### WRITTEN INSTRUCTION
Keep only the lines of the data below that contain "comfort", and copy them.

### DATA SUPPLIED

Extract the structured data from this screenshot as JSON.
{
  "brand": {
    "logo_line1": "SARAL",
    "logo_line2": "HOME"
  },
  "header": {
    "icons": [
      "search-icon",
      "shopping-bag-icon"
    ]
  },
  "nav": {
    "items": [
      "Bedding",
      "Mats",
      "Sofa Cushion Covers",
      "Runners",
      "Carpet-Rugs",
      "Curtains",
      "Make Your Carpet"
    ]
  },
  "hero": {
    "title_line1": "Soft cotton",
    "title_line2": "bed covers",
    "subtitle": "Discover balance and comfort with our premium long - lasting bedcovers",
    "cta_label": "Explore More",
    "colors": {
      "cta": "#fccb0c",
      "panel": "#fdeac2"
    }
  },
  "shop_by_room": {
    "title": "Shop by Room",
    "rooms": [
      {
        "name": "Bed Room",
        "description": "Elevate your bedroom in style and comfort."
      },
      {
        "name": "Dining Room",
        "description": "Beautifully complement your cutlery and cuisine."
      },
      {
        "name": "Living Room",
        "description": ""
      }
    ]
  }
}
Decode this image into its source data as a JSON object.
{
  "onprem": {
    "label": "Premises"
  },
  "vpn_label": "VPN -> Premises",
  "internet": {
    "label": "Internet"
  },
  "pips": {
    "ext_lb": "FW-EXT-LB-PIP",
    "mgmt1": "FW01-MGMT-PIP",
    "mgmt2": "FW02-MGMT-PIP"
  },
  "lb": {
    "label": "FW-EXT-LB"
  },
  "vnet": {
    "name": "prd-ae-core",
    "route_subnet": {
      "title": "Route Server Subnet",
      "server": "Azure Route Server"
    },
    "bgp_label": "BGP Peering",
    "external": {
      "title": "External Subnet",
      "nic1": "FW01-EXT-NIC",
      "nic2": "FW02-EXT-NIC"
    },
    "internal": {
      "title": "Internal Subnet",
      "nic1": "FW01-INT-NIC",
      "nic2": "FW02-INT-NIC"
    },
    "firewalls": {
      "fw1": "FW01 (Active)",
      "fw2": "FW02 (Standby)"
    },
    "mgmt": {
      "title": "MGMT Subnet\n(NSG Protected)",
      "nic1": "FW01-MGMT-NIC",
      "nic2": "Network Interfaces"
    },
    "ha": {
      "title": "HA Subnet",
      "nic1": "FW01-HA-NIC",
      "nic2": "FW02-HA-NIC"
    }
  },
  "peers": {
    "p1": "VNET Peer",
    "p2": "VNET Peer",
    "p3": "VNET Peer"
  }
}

### WORKED ANSWER
    "subtitle": "Discover balance and comfort with our premium long - lasting bedcovers",
        "description": "Elevate your bedroom in style and comfort."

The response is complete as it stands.